Exercise:
Compile every line that includes the word "Wightman".

(Dataset entries)
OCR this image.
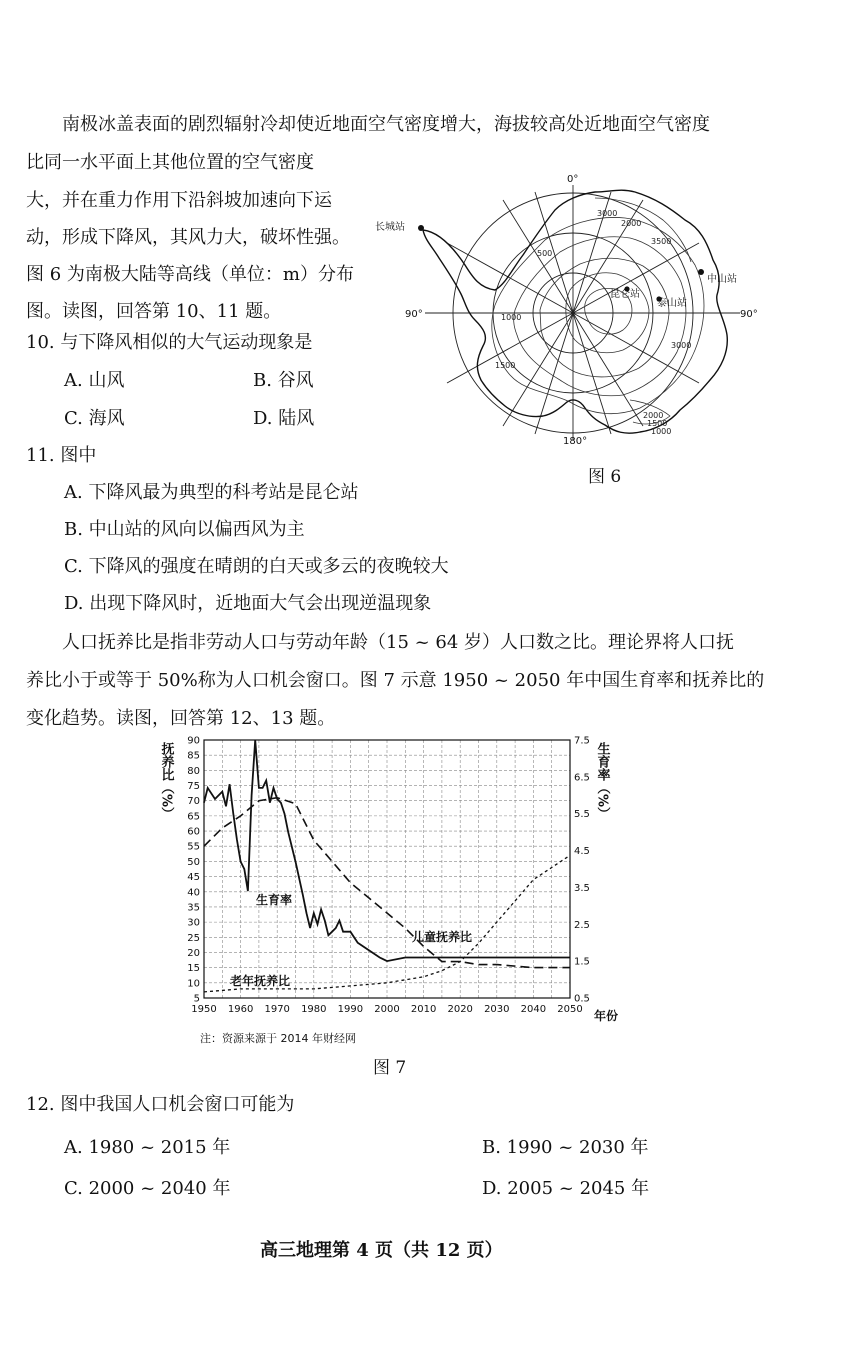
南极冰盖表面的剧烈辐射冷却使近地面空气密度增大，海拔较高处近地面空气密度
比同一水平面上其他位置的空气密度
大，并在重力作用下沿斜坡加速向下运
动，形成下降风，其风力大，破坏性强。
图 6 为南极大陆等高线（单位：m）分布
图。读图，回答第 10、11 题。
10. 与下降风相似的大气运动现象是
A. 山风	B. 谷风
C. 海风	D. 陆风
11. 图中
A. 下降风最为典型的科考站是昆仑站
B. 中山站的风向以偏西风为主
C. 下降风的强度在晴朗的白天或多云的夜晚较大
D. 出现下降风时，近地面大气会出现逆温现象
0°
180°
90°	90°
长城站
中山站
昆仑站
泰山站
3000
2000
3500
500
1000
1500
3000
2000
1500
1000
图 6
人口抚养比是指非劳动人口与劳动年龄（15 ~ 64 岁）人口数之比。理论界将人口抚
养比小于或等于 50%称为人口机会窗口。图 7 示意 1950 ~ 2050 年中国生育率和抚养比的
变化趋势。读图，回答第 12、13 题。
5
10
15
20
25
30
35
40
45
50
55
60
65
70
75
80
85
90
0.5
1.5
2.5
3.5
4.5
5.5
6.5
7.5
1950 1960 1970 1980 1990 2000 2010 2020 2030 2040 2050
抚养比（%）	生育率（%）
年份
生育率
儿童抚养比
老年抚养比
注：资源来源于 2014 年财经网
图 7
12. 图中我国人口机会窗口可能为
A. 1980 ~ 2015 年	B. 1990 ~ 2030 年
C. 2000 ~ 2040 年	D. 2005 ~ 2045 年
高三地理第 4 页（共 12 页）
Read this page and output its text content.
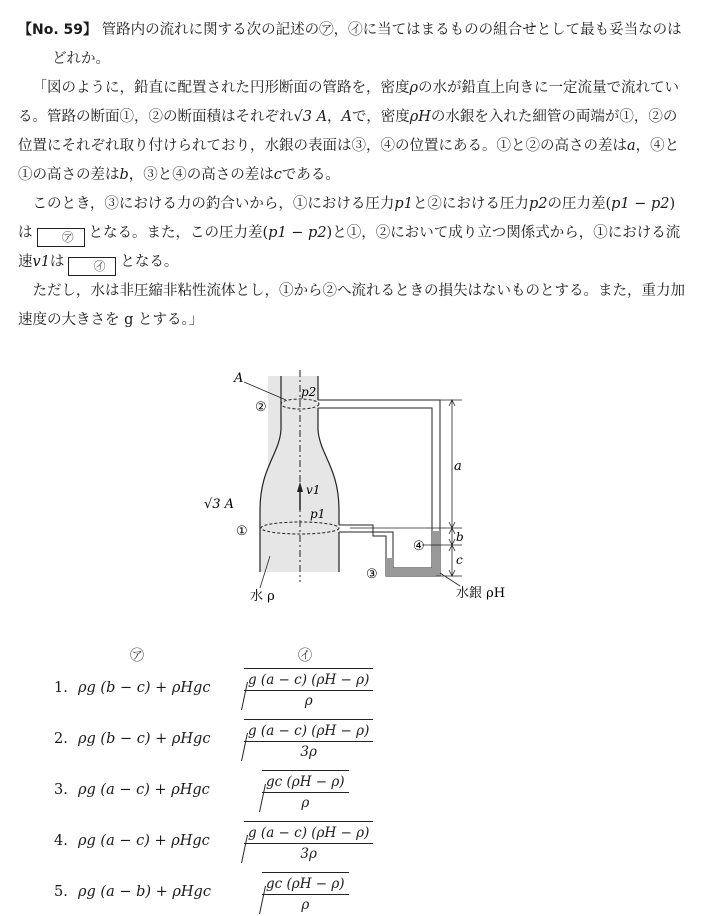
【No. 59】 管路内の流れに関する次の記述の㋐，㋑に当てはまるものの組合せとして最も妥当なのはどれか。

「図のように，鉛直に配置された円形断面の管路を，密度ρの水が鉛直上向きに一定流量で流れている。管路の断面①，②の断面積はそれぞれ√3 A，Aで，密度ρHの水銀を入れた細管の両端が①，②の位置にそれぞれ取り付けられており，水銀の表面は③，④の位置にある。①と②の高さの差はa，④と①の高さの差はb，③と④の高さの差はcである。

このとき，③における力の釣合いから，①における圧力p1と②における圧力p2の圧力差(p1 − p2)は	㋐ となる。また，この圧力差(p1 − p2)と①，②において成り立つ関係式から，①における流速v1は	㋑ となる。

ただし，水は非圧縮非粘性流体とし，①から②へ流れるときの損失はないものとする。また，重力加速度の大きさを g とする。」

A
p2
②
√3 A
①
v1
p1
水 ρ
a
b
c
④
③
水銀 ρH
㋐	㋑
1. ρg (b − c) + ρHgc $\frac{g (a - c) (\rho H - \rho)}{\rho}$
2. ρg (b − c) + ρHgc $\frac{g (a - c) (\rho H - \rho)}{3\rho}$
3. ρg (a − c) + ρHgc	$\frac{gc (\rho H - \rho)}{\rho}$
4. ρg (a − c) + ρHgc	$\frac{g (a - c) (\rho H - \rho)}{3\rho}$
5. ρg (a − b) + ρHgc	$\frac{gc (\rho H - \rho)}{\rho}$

...

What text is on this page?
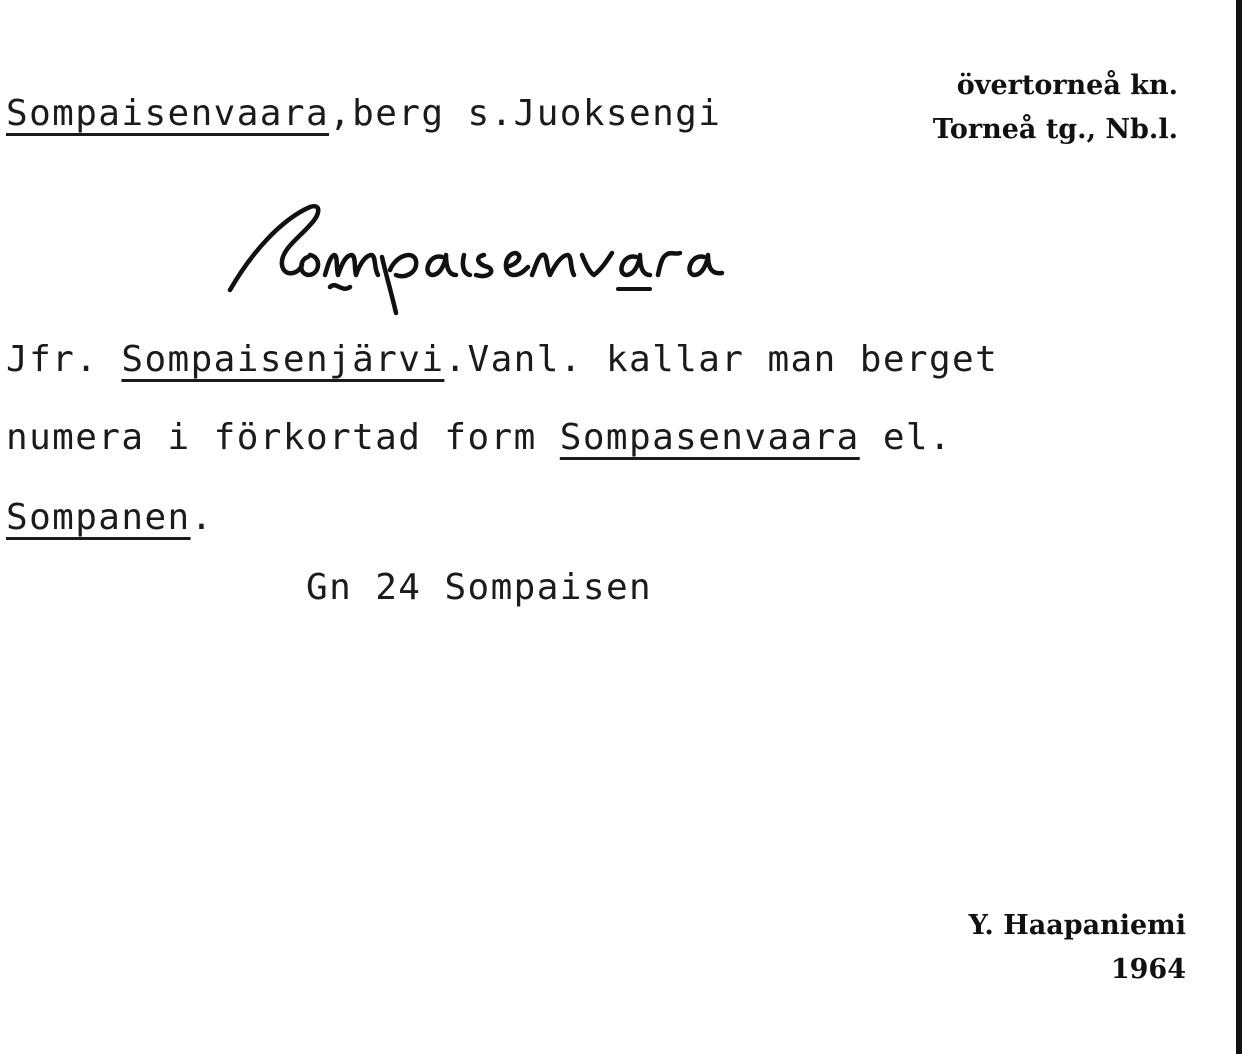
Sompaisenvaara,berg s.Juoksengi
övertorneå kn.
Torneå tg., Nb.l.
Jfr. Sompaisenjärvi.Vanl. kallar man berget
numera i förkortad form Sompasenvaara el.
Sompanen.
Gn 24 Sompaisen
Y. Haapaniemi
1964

...

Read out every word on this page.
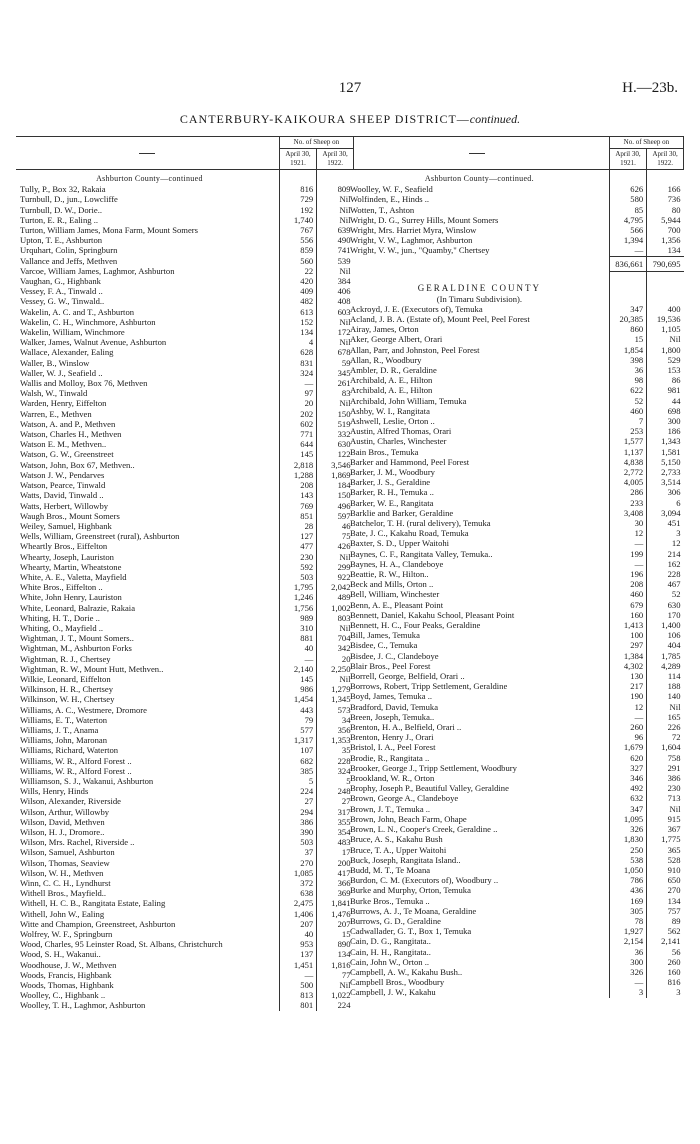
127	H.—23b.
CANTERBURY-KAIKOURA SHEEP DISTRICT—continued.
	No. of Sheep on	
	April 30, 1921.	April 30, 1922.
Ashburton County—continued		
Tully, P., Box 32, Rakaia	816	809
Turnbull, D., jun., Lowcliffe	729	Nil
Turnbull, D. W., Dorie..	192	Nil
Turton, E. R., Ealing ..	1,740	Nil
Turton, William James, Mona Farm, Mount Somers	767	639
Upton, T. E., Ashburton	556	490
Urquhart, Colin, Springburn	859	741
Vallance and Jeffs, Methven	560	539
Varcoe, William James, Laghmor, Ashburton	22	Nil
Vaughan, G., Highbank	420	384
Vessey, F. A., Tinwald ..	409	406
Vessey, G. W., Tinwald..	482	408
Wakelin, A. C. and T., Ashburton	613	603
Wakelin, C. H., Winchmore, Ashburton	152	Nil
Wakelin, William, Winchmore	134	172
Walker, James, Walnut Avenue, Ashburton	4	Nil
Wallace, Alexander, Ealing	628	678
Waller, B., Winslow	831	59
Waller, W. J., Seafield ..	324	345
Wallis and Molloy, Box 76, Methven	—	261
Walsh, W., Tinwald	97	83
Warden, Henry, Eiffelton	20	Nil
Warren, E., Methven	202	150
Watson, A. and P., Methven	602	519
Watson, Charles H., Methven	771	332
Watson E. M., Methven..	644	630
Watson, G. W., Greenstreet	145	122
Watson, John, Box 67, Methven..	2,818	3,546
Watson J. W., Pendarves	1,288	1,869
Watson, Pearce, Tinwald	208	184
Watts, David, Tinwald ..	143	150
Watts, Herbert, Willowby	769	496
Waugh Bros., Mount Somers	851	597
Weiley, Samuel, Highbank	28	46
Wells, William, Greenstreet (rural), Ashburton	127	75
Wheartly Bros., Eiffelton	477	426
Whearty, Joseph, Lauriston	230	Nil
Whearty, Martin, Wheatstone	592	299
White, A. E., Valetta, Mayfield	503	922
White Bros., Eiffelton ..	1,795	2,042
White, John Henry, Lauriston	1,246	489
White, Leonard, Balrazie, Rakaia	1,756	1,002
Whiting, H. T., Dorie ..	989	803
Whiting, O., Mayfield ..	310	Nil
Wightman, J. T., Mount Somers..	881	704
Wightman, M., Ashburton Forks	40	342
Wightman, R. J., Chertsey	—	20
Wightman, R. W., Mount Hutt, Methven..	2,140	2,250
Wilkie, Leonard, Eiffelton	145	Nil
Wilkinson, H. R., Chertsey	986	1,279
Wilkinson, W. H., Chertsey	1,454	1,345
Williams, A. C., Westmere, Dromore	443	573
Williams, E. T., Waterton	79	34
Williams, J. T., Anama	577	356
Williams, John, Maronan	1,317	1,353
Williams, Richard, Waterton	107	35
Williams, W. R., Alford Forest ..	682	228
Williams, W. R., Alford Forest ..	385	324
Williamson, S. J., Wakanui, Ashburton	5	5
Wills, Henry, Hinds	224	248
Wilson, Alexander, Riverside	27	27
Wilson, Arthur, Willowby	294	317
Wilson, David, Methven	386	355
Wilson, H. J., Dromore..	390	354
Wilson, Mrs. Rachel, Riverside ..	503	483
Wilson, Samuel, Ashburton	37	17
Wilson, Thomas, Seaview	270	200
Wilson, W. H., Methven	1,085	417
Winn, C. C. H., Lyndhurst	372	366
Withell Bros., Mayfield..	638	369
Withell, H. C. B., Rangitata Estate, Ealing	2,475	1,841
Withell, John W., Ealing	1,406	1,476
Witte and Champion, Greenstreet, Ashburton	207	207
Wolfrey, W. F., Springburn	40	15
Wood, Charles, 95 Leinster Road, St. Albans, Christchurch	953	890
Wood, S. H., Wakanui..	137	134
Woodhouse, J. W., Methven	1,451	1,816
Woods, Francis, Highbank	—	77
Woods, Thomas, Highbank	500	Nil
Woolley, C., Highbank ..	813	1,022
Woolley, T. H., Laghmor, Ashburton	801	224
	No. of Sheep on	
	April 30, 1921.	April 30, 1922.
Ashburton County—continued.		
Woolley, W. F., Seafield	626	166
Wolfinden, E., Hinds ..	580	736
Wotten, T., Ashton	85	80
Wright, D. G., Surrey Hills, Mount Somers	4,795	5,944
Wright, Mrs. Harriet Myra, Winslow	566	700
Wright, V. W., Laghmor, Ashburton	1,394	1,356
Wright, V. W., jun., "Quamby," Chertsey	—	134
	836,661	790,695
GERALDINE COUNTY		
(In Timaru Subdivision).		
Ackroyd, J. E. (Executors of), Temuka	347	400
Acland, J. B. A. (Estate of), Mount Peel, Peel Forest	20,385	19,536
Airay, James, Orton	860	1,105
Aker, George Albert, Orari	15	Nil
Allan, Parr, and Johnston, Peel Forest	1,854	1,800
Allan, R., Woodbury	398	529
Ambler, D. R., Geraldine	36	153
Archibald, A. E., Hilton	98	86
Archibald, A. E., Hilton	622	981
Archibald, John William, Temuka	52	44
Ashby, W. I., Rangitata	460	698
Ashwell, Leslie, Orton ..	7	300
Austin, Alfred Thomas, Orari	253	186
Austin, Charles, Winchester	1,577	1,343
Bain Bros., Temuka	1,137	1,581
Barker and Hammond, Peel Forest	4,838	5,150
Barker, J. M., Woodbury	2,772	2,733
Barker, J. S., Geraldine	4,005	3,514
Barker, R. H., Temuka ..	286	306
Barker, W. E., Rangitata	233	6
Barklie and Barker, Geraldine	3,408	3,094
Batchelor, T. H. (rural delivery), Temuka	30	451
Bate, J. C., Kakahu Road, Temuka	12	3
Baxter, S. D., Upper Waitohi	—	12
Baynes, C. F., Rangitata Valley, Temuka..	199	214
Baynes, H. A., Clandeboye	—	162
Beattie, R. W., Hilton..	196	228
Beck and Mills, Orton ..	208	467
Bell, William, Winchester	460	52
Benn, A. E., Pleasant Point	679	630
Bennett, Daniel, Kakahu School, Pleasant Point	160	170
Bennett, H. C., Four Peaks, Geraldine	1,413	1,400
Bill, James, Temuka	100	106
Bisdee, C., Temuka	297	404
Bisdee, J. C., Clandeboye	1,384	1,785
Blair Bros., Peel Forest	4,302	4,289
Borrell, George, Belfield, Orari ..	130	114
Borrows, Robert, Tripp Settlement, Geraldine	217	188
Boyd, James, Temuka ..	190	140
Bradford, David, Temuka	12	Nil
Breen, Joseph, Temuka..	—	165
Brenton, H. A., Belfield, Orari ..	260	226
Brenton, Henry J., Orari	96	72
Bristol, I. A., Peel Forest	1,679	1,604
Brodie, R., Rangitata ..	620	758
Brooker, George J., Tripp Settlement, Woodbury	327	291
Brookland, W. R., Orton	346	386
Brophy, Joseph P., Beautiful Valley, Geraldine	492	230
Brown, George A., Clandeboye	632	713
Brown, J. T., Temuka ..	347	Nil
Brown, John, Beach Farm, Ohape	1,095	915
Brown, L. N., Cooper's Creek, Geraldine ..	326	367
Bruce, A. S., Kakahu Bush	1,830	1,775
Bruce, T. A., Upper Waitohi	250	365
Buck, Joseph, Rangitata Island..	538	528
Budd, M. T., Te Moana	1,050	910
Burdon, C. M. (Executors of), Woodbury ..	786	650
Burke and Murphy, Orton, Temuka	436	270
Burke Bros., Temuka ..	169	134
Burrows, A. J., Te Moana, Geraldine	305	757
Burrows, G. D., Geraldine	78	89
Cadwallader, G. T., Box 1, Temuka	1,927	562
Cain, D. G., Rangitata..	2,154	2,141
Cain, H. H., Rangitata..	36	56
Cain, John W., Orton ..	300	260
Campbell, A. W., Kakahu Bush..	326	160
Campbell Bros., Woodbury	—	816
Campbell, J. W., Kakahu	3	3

Written answer:
Wightman, J. T., Mount Somers..	881	704
Wightman, M., Ashburton Forks	40	342
Wightman, R. J., Chertsey	—	20
Wightman, R. W., Mount Hutt, Methven..	2,140	2,250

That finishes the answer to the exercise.